Figure content listings
begin

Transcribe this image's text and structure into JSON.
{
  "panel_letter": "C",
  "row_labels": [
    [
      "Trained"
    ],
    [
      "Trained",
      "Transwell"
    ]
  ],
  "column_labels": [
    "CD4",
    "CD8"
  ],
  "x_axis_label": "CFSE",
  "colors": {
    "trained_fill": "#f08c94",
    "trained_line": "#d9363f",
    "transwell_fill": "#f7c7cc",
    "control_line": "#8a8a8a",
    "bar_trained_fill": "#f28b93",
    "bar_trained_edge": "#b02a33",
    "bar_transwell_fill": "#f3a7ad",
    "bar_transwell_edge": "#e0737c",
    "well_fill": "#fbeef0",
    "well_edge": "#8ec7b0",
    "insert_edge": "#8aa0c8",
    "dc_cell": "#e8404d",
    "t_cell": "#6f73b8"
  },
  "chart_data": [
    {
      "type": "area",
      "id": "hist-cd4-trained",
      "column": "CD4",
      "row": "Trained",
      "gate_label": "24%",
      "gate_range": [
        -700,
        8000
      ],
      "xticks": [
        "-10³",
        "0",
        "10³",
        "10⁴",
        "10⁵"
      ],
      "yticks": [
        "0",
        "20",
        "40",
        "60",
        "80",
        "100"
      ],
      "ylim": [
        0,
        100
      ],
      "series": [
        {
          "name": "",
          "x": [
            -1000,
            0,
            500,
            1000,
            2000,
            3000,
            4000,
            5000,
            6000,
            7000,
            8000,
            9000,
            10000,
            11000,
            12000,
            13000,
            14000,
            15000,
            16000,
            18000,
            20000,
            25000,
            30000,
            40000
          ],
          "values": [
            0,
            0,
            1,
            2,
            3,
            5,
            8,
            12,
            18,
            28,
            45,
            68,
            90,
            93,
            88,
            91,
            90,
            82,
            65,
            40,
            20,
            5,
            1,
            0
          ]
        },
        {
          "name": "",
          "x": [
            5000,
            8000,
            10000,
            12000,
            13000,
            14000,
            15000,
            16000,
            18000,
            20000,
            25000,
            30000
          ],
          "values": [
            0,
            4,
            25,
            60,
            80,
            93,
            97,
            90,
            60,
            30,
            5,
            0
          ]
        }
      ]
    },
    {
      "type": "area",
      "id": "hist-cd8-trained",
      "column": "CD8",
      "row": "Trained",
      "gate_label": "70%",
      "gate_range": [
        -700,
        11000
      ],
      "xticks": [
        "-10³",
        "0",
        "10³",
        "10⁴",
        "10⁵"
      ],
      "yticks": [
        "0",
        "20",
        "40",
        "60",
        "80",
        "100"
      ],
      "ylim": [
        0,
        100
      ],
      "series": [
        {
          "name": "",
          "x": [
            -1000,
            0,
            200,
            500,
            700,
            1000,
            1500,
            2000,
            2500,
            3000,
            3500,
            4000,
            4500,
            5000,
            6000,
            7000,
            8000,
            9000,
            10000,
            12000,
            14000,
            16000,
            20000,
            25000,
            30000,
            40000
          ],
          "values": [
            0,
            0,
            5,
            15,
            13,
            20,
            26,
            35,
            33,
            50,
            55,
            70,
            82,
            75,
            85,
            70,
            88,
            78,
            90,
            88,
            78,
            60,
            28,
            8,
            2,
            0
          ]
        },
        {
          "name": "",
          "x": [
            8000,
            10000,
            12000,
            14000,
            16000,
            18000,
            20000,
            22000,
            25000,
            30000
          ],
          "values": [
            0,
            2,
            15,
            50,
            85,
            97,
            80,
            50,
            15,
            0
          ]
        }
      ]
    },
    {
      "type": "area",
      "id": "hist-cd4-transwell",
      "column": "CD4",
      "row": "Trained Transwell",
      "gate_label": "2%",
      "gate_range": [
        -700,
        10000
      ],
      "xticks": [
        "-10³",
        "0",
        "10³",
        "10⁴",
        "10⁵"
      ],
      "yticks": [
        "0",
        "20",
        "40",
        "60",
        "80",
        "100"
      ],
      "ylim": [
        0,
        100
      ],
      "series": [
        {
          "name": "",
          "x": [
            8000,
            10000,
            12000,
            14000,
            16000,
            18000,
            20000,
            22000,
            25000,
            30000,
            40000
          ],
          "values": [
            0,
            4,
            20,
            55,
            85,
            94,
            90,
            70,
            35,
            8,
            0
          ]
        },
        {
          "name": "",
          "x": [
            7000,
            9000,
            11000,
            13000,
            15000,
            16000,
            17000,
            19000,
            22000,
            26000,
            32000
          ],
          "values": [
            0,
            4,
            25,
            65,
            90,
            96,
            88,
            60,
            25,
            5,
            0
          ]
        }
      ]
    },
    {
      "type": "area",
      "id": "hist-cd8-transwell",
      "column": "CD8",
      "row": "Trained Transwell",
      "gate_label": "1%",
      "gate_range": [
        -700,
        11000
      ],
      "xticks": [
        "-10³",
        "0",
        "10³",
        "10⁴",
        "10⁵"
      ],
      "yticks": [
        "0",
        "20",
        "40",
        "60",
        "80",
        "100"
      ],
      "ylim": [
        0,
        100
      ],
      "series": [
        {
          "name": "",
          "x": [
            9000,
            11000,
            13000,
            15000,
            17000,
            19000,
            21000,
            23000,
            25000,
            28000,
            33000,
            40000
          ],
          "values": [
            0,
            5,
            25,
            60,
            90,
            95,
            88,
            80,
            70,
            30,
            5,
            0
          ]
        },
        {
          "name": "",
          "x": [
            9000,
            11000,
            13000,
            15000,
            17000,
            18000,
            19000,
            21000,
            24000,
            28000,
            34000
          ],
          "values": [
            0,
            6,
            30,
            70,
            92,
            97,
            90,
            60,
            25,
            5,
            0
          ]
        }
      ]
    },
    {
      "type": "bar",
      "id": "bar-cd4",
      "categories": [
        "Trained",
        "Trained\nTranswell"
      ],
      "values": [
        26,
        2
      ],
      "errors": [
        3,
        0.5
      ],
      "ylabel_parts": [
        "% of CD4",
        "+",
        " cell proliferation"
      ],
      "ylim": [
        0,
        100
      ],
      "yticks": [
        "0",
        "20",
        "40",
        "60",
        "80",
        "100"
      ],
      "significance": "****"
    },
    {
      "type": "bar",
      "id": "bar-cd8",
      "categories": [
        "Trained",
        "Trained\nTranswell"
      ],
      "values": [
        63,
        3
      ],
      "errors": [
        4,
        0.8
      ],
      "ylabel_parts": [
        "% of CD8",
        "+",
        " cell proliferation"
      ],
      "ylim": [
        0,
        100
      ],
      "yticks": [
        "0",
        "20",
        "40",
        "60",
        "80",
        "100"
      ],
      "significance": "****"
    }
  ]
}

end

Without leaving anything out, give the entries again exactly.

Transcribe this image's text and structure into JSON.
{
  "panel_letter": "C",
  "row_labels": [
    [
      "Trained"
    ],
    [
      "Trained",
      "Transwell"
    ]
  ],
  "column_labels": [
    "CD4",
    "CD8"
  ],
  "x_axis_label": "CFSE",
  "colors": {
    "trained_fill": "#f08c94",
    "trained_line": "#d9363f",
    "transwell_fill": "#f7c7cc",
    "control_line": "#8a8a8a",
    "bar_trained_fill": "#f28b93",
    "bar_trained_edge": "#b02a33",
    "bar_transwell_fill": "#f3a7ad",
    "bar_transwell_edge": "#e0737c",
    "well_fill": "#fbeef0",
    "well_edge": "#8ec7b0",
    "insert_edge": "#8aa0c8",
    "dc_cell": "#e8404d",
    "t_cell": "#6f73b8"
  },
  "chart_data": [
    {
      "type": "area",
      "id": "hist-cd4-trained",
      "column": "CD4",
      "row": "Trained",
      "gate_label": "24%",
      "gate_range": [
        -700,
        8000
      ],
      "xticks": [
        "-10³",
        "0",
        "10³",
        "10⁴",
        "10⁵"
      ],
      "yticks": [
        "0",
        "20",
        "40",
        "60",
        "80",
        "100"
      ],
      "ylim": [
        0,
        100
      ],
      "series": [
        {
          "name": "",
          "x": [
            -1000,
            0,
            500,
            1000,
            2000,
            3000,
            4000,
            5000,
            6000,
            7000,
            8000,
            9000,
            10000,
            11000,
            12000,
            13000,
            14000,
            15000,
            16000,
            18000,
            20000,
            25000,
            30000,
            40000
          ],
          "values": [
            0,
            0,
            1,
            2,
            3,
            5,
            8,
            12,
            18,
            28,
            45,
            68,
            90,
            93,
            88,
            91,
            90,
            82,
            65,
            40,
            20,
            5,
            1,
            0
          ]
        },
        {
          "name": "",
          "x": [
            5000,
            8000,
            10000,
            12000,
            13000,
            14000,
            15000,
            16000,
            18000,
            20000,
            25000,
            30000
          ],
          "values": [
            0,
            4,
            25,
            60,
            80,
            93,
            97,
            90,
            60,
            30,
            5,
            0
          ]
        }
      ]
    },
    {
      "type": "area",
      "id": "hist-cd8-trained",
      "column": "CD8",
      "row": "Trained",
      "gate_label": "70%",
      "gate_range": [
        -700,
        11000
      ],
      "xticks": [
        "-10³",
        "0",
        "10³",
        "10⁴",
        "10⁵"
      ],
      "yticks": [
        "0",
        "20",
        "40",
        "60",
        "80",
        "100"
      ],
      "ylim": [
        0,
        100
      ],
      "series": [
        {
          "name": "",
          "x": [
            -1000,
            0,
            200,
            500,
            700,
            1000,
            1500,
            2000,
            2500,
            3000,
            3500,
            4000,
            4500,
            5000,
            6000,
            7000,
            8000,
            9000,
            10000,
            12000,
            14000,
            16000,
            20000,
            25000,
            30000,
            40000
          ],
          "values": [
            0,
            0,
            5,
            15,
            13,
            20,
            26,
            35,
            33,
            50,
            55,
            70,
            82,
            75,
            85,
            70,
            88,
            78,
            90,
            88,
            78,
            60,
            28,
            8,
            2,
            0
          ]
        },
        {
          "name": "",
          "x": [
            8000,
            10000,
            12000,
            14000,
            16000,
            18000,
            20000,
            22000,
            25000,
            30000
          ],
          "values": [
            0,
            2,
            15,
            50,
            85,
            97,
            80,
            50,
            15,
            0
          ]
        }
      ]
    },
    {
      "type": "area",
      "id": "hist-cd4-transwell",
      "column": "CD4",
      "row": "Trained Transwell",
      "gate_label": "2%",
      "gate_range": [
        -700,
        10000
      ],
      "xticks": [
        "-10³",
        "0",
        "10³",
        "10⁴",
        "10⁵"
      ],
      "yticks": [
        "0",
        "20",
        "40",
        "60",
        "80",
        "100"
      ],
      "ylim": [
        0,
        100
      ],
      "series": [
        {
          "name": "",
          "x": [
            8000,
            10000,
            12000,
            14000,
            16000,
            18000,
            20000,
            22000,
            25000,
            30000,
            40000
          ],
          "values": [
            0,
            4,
            20,
            55,
            85,
            94,
            90,
            70,
            35,
            8,
            0
          ]
        },
        {
          "name": "",
          "x": [
            7000,
            9000,
            11000,
            13000,
            15000,
            16000,
            17000,
            19000,
            22000,
            26000,
            32000
          ],
          "values": [
            0,
            4,
            25,
            65,
            90,
            96,
            88,
            60,
            25,
            5,
            0
          ]
        }
      ]
    },
    {
      "type": "area",
      "id": "hist-cd8-transwell",
      "column": "CD8",
      "row": "Trained Transwell",
      "gate_label": "1%",
      "gate_range": [
        -700,
        11000
      ],
      "xticks": [
        "-10³",
        "0",
        "10³",
        "10⁴",
        "10⁵"
      ],
      "yticks": [
        "0",
        "20",
        "40",
        "60",
        "80",
        "100"
      ],
      "ylim": [
        0,
        100
      ],
      "series": [
        {
          "name": "",
          "x": [
            9000,
            11000,
            13000,
            15000,
            17000,
            19000,
            21000,
            23000,
            25000,
            28000,
            33000,
            40000
          ],
          "values": [
            0,
            5,
            25,
            60,
            90,
            95,
            88,
            80,
            70,
            30,
            5,
            0
          ]
        },
        {
          "name": "",
          "x": [
            9000,
            11000,
            13000,
            15000,
            17000,
            18000,
            19000,
            21000,
            24000,
            28000,
            34000
          ],
          "values": [
            0,
            6,
            30,
            70,
            92,
            97,
            90,
            60,
            25,
            5,
            0
          ]
        }
      ]
    },
    {
      "type": "bar",
      "id": "bar-cd4",
      "categories": [
        "Trained",
        "Trained\nTranswell"
      ],
      "values": [
        26,
        2
      ],
      "errors": [
        3,
        0.5
      ],
      "ylabel_parts": [
        "% of CD4",
        "+",
        " cell proliferation"
      ],
      "ylim": [
        0,
        100
      ],
      "yticks": [
        "0",
        "20",
        "40",
        "60",
        "80",
        "100"
      ],
      "significance": "****"
    },
    {
      "type": "bar",
      "id": "bar-cd8",
      "categories": [
        "Trained",
        "Trained\nTranswell"
      ],
      "values": [
        63,
        3
      ],
      "errors": [
        4,
        0.8
      ],
      "ylabel_parts": [
        "% of CD8",
        "+",
        " cell proliferation"
      ],
      "ylim": [
        0,
        100
      ],
      "yticks": [
        "0",
        "20",
        "40",
        "60",
        "80",
        "100"
      ],
      "significance": "****"
    }
  ]
}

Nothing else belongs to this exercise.